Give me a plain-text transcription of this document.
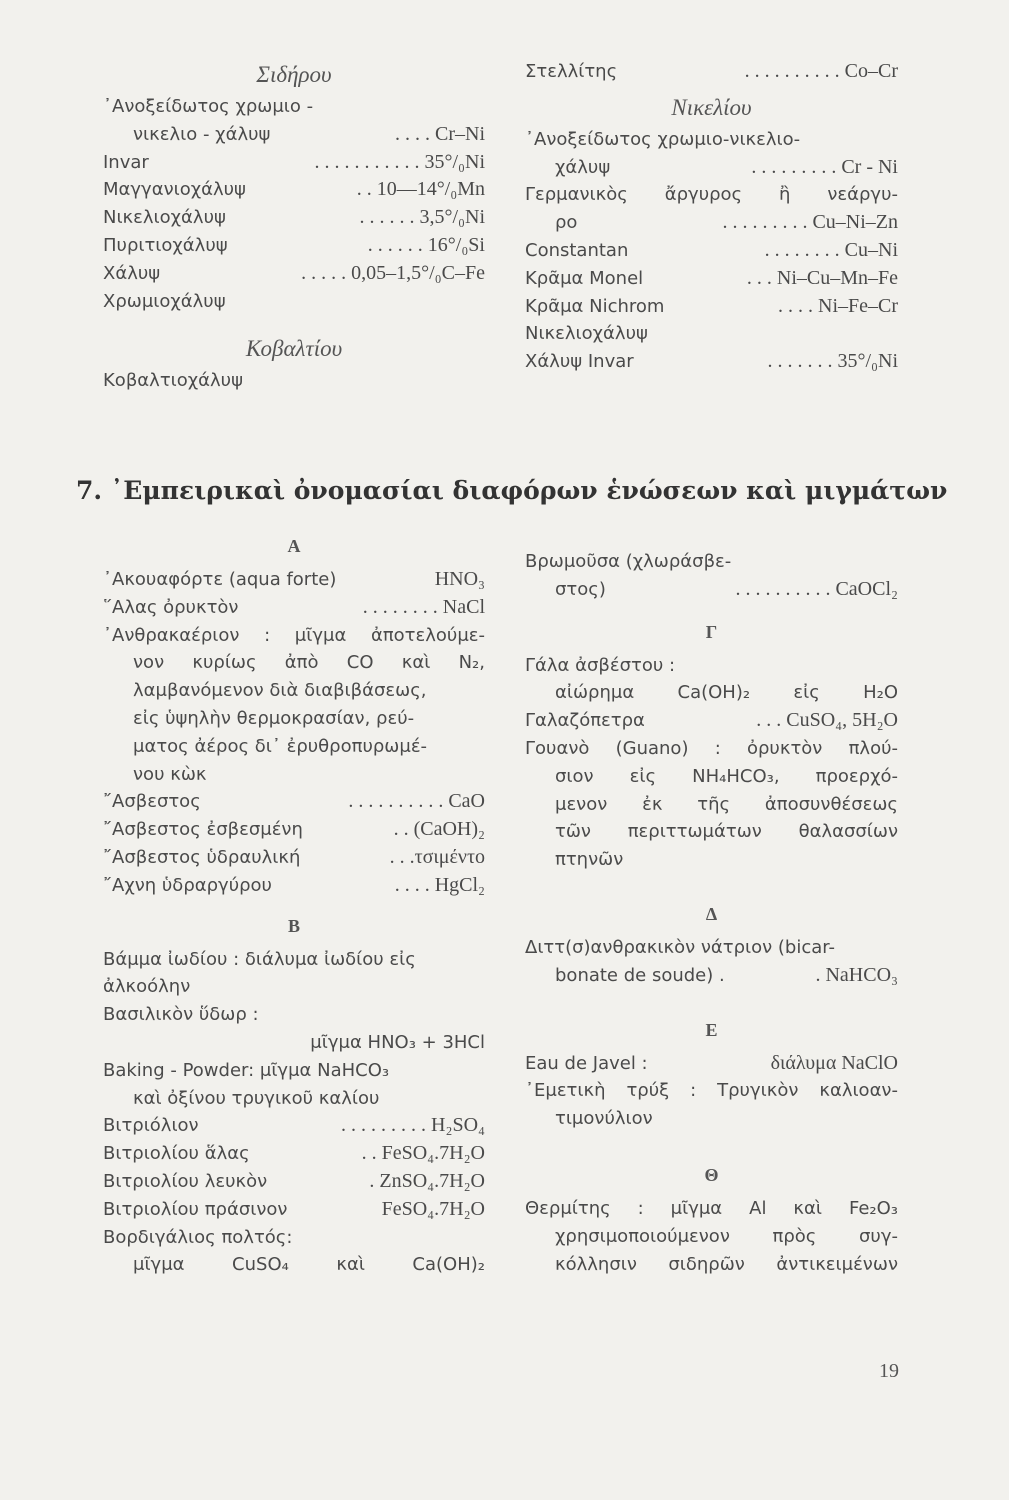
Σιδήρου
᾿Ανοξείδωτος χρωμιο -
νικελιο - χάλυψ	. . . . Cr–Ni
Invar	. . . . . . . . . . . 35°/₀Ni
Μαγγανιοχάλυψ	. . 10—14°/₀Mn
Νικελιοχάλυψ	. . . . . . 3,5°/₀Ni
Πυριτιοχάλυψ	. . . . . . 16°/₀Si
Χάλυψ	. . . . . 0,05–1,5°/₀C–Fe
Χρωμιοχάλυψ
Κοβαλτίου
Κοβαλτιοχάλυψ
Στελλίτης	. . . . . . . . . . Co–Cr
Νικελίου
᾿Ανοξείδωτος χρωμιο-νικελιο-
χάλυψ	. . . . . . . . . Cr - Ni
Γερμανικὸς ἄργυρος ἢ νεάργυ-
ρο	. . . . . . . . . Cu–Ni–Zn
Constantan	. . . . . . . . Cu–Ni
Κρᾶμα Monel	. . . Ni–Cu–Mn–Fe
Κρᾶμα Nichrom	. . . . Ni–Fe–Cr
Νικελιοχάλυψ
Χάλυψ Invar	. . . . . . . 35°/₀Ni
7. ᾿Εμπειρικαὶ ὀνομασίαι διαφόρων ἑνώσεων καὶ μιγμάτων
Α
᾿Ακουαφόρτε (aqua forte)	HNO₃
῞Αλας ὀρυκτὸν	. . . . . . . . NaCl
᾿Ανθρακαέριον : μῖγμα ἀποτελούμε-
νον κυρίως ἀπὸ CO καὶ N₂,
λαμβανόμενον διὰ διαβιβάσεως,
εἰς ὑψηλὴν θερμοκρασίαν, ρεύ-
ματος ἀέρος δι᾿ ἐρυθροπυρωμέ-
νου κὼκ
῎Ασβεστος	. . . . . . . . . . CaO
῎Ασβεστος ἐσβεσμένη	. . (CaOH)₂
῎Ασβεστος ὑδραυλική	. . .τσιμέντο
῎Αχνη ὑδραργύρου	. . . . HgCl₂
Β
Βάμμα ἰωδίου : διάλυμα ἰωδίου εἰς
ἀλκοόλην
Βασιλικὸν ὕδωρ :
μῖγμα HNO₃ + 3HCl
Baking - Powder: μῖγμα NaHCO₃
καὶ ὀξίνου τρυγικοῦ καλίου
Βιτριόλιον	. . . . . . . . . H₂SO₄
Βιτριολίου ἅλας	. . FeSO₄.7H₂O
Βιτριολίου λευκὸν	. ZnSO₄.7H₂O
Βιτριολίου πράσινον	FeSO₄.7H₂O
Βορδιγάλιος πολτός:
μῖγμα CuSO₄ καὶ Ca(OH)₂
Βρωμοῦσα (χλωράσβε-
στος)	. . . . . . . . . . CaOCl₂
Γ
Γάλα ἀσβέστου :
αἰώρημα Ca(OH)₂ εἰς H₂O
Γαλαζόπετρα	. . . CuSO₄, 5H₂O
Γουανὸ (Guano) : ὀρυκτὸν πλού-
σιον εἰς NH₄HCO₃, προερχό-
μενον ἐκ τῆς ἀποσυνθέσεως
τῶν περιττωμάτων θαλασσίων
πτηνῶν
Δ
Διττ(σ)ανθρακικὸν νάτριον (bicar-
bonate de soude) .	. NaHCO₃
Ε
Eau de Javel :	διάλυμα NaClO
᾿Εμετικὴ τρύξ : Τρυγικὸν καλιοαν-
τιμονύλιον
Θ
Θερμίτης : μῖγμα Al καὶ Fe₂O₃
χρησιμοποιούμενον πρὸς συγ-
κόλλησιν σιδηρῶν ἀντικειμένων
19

◇ ◇ ◇

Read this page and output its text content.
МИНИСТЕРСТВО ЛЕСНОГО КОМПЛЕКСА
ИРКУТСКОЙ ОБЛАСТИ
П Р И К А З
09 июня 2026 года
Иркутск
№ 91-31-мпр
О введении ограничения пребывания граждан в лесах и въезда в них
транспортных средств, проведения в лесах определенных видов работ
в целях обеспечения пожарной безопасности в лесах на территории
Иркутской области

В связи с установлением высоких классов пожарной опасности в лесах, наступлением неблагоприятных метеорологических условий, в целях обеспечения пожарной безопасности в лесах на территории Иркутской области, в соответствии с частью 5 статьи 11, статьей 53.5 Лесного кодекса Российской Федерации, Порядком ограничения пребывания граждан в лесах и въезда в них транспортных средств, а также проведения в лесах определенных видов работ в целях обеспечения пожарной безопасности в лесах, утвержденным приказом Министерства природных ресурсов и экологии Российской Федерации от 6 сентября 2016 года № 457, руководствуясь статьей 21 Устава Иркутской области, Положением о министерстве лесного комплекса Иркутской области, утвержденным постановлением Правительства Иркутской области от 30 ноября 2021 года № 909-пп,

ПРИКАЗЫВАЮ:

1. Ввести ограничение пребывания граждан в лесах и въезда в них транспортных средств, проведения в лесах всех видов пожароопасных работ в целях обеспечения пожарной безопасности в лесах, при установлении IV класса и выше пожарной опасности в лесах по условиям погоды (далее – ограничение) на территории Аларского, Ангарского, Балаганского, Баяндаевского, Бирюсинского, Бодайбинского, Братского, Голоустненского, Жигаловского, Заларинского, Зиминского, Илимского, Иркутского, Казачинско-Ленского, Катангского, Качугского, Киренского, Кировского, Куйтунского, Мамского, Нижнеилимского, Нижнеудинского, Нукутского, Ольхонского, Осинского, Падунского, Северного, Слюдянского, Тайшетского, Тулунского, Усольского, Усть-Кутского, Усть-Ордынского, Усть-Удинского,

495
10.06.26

◇ ◇ ◇

- _TASK DIRECTIONS_:
Look through the entries above. Extract each line with the word "μῖγμα".

- _THE ANSWER_:
᾿Ανθρακαέριον : μῖγμα ἀποτελούμε-
μῖγμα HNO₃ + 3HCl
Baking - Powder: μῖγμα NaHCO₃
μῖγμα CuSO₄ καὶ Ca(OH)₂
Θερμίτης : μῖγμα Al καὶ Fe₂O₃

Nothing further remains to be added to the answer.